DATASET RECORDS:
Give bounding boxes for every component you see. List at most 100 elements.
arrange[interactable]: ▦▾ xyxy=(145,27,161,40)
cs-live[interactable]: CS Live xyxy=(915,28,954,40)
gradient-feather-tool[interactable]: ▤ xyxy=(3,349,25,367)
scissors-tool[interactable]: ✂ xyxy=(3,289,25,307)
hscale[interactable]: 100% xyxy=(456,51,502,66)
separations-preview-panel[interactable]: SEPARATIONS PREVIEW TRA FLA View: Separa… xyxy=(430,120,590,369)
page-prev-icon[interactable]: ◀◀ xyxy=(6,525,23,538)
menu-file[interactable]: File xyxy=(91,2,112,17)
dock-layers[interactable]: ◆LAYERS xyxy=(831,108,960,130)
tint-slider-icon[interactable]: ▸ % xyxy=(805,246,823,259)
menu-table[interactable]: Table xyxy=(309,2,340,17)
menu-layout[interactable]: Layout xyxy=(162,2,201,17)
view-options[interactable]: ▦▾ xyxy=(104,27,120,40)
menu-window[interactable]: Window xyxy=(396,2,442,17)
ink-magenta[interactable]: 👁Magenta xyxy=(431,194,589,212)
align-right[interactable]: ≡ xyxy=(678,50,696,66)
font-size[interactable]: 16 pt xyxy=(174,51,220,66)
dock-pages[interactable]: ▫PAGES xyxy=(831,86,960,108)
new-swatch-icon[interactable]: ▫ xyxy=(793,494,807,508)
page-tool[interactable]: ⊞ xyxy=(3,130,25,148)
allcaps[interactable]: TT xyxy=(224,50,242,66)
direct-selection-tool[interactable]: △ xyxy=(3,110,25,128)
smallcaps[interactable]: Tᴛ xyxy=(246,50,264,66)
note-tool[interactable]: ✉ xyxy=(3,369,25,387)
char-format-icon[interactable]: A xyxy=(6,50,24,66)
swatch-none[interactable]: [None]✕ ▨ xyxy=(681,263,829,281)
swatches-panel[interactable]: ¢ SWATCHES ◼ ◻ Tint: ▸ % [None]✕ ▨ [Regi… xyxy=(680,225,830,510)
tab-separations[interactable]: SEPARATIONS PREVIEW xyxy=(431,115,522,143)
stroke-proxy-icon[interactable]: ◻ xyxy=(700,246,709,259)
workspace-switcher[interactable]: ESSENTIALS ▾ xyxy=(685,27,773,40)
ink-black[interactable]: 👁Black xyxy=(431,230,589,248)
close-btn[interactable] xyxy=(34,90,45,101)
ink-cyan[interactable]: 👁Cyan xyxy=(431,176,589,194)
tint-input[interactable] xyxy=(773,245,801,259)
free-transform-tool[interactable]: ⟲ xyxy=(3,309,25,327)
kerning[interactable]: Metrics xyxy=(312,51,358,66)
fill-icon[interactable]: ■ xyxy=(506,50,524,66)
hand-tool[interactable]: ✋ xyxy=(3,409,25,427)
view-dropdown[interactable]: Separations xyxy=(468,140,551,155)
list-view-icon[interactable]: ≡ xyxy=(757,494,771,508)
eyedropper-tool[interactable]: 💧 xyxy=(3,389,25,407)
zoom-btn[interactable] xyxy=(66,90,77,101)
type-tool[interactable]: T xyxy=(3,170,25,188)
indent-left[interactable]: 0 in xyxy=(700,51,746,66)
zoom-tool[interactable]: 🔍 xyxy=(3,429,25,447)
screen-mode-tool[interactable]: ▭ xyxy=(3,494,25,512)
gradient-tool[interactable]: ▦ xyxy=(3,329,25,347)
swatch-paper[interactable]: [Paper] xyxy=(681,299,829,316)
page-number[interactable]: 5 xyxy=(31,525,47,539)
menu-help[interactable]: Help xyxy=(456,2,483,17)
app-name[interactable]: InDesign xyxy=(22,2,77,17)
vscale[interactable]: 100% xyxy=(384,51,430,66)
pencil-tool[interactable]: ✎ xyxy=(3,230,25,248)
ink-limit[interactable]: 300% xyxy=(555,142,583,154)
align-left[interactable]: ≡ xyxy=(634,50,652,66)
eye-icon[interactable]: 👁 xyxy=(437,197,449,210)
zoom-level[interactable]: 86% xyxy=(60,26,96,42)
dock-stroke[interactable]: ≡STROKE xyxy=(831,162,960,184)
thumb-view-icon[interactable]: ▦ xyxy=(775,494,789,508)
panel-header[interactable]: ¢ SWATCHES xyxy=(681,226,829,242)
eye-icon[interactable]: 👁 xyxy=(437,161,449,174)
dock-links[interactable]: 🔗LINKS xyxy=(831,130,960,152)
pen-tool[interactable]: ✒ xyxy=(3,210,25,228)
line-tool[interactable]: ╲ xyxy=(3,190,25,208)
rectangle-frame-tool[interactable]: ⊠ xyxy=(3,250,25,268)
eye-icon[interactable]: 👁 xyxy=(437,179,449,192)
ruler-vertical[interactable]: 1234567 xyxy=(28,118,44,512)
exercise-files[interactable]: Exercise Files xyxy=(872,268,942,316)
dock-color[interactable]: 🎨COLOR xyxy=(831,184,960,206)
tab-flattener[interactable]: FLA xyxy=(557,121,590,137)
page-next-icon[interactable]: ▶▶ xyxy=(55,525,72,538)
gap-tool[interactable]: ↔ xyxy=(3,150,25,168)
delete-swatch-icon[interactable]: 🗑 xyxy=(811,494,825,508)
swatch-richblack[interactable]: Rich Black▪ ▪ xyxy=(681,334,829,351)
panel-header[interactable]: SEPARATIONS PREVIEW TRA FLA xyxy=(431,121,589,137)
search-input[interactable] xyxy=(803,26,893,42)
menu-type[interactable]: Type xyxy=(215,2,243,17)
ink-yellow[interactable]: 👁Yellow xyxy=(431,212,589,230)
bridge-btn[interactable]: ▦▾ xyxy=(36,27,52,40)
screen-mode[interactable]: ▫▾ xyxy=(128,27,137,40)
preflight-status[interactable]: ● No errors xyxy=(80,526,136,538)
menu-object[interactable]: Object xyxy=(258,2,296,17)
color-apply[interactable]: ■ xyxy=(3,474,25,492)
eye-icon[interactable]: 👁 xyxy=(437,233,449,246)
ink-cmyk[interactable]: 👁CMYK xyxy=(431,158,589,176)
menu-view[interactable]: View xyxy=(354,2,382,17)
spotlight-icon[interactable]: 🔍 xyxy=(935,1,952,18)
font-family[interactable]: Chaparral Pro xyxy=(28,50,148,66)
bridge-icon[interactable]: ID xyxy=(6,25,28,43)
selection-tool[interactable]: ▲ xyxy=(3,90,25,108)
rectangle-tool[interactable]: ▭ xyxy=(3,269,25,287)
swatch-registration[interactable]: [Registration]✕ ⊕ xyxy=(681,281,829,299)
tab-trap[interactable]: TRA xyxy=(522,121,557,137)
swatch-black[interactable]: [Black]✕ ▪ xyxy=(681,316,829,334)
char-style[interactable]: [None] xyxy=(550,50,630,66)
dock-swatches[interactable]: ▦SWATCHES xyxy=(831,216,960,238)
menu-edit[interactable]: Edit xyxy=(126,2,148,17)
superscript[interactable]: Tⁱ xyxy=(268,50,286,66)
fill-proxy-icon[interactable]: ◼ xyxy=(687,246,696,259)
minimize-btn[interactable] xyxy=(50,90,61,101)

AIM OF THE EXERCISE:
Return every line in the entries above without changing anything.

FINAL RESULT:
Give bounding boxes for every component you see. List at most 100 elements.
arrange[interactable]: ▦▾ xyxy=(145,27,161,40)
cs-live[interactable]: CS Live xyxy=(915,28,954,40)
gradient-feather-tool[interactable]: ▤ xyxy=(3,349,25,367)
scissors-tool[interactable]: ✂ xyxy=(3,289,25,307)
hscale[interactable]: 100% xyxy=(456,51,502,66)
separations-preview-panel[interactable]: SEPARATIONS PREVIEW TRA FLA View: Separa… xyxy=(430,120,590,369)
page-prev-icon[interactable]: ◀◀ xyxy=(6,525,23,538)
menu-file[interactable]: File xyxy=(91,2,112,17)
dock-layers[interactable]: ◆LAYERS xyxy=(831,108,960,130)
tint-slider-icon[interactable]: ▸ % xyxy=(805,246,823,259)
menu-table[interactable]: Table xyxy=(309,2,340,17)
menu-layout[interactable]: Layout xyxy=(162,2,201,17)
view-options[interactable]: ▦▾ xyxy=(104,27,120,40)
menu-window[interactable]: Window xyxy=(396,2,442,17)
ink-magenta[interactable]: 👁Magenta xyxy=(431,194,589,212)
align-right[interactable]: ≡ xyxy=(678,50,696,66)
font-size[interactable]: 16 pt xyxy=(174,51,220,66)
dock-pages[interactable]: ▫PAGES xyxy=(831,86,960,108)
new-swatch-icon[interactable]: ▫ xyxy=(793,494,807,508)
page-tool[interactable]: ⊞ xyxy=(3,130,25,148)
allcaps[interactable]: TT xyxy=(224,50,242,66)
direct-selection-tool[interactable]: △ xyxy=(3,110,25,128)
smallcaps[interactable]: Tᴛ xyxy=(246,50,264,66)
note-tool[interactable]: ✉ xyxy=(3,369,25,387)
char-format-icon[interactable]: A xyxy=(6,50,24,66)
swatch-none[interactable]: [None]✕ ▨ xyxy=(681,263,829,281)
swatches-panel[interactable]: ¢ SWATCHES ◼ ◻ Tint: ▸ % [None]✕ ▨ [Regi… xyxy=(680,225,830,510)
tab-separations[interactable]: SEPARATIONS PREVIEW xyxy=(431,115,522,143)
stroke-proxy-icon[interactable]: ◻ xyxy=(700,246,709,259)
workspace-switcher[interactable]: ESSENTIALS ▾ xyxy=(685,27,773,40)
ink-black[interactable]: 👁Black xyxy=(431,230,589,248)
close-btn[interactable] xyxy=(34,90,45,101)
ink-cyan[interactable]: 👁Cyan xyxy=(431,176,589,194)
tint-input[interactable] xyxy=(773,245,801,259)
free-transform-tool[interactable]: ⟲ xyxy=(3,309,25,327)
kerning[interactable]: Metrics xyxy=(312,51,358,66)
fill-icon[interactable]: ■ xyxy=(506,50,524,66)
hand-tool[interactable]: ✋ xyxy=(3,409,25,427)
view-dropdown[interactable]: Separations xyxy=(468,140,551,155)
list-view-icon[interactable]: ≡ xyxy=(757,494,771,508)
eyedropper-tool[interactable]: 💧 xyxy=(3,389,25,407)
zoom-btn[interactable] xyxy=(66,90,77,101)
type-tool[interactable]: T xyxy=(3,170,25,188)
indent-left[interactable]: 0 in xyxy=(700,51,746,66)
zoom-tool[interactable]: 🔍 xyxy=(3,429,25,447)
screen-mode-tool[interactable]: ▭ xyxy=(3,494,25,512)
gradient-tool[interactable]: ▦ xyxy=(3,329,25,347)
swatch-paper[interactable]: [Paper] xyxy=(681,299,829,316)
page-number[interactable]: 5 xyxy=(31,525,47,539)
menu-help[interactable]: Help xyxy=(456,2,483,17)
app-name[interactable]: InDesign xyxy=(22,2,77,17)
vscale[interactable]: 100% xyxy=(384,51,430,66)
pencil-tool[interactable]: ✎ xyxy=(3,230,25,248)
ink-limit[interactable]: 300% xyxy=(555,142,583,154)
align-left[interactable]: ≡ xyxy=(634,50,652,66)
eye-icon[interactable]: 👁 xyxy=(437,197,449,210)
zoom-level[interactable]: 86% xyxy=(60,26,96,42)
dock-stroke[interactable]: ≡STROKE xyxy=(831,162,960,184)
thumb-view-icon[interactable]: ▦ xyxy=(775,494,789,508)
panel-header[interactable]: ¢ SWATCHES xyxy=(681,226,829,242)
eye-icon[interactable]: 👁 xyxy=(437,161,449,174)
dock-links[interactable]: 🔗LINKS xyxy=(831,130,960,152)
pen-tool[interactable]: ✒ xyxy=(3,210,25,228)
line-tool[interactable]: ╲ xyxy=(3,190,25,208)
rectangle-frame-tool[interactable]: ⊠ xyxy=(3,250,25,268)
eye-icon[interactable]: 👁 xyxy=(437,179,449,192)
ruler-vertical[interactable]: 1234567 xyxy=(28,118,44,512)
exercise-files[interactable]: Exercise Files xyxy=(872,268,942,316)
dock-color[interactable]: 🎨COLOR xyxy=(831,184,960,206)
tab-flattener[interactable]: FLA xyxy=(557,121,590,137)
page-next-icon[interactable]: ▶▶ xyxy=(55,525,72,538)
gap-tool[interactable]: ↔ xyxy=(3,150,25,168)
delete-swatch-icon[interactable]: 🗑 xyxy=(811,494,825,508)
swatch-richblack[interactable]: Rich Black▪ ▪ xyxy=(681,334,829,351)
panel-header[interactable]: SEPARATIONS PREVIEW TRA FLA xyxy=(431,121,589,137)
search-input[interactable] xyxy=(803,26,893,42)
menu-type[interactable]: Type xyxy=(215,2,243,17)
ink-yellow[interactable]: 👁Yellow xyxy=(431,212,589,230)
bridge-btn[interactable]: ▦▾ xyxy=(36,27,52,40)
screen-mode[interactable]: ▫▾ xyxy=(128,27,137,40)
preflight-status[interactable]: ● No errors xyxy=(80,526,136,538)
menu-object[interactable]: Object xyxy=(258,2,296,17)
color-apply[interactable]: ■ xyxy=(3,474,25,492)
eye-icon[interactable]: 👁 xyxy=(437,233,449,246)
ink-cmyk[interactable]: 👁CMYK xyxy=(431,158,589,176)
menu-view[interactable]: View xyxy=(354,2,382,17)
spotlight-icon[interactable]: 🔍 xyxy=(935,1,952,18)
font-family[interactable]: Chaparral Pro xyxy=(28,50,148,66)
bridge-icon[interactable]: ID xyxy=(6,25,28,43)
selection-tool[interactable]: ▲ xyxy=(3,90,25,108)
rectangle-tool[interactable]: ▭ xyxy=(3,269,25,287)
swatch-registration[interactable]: [Registration]✕ ⊕ xyxy=(681,281,829,299)
tab-trap[interactable]: TRA xyxy=(522,121,557,137)
swatch-black[interactable]: [Black]✕ ▪ xyxy=(681,316,829,334)
char-style[interactable]: [None] xyxy=(550,50,630,66)
dock-swatches[interactable]: ▦SWATCHES xyxy=(831,216,960,238)
menu-edit[interactable]: Edit xyxy=(126,2,148,17)
superscript[interactable]: Tⁱ xyxy=(268,50,286,66)
fill-proxy-icon[interactable]: ◼ xyxy=(687,246,696,259)
minimize-btn[interactable] xyxy=(50,90,61,101)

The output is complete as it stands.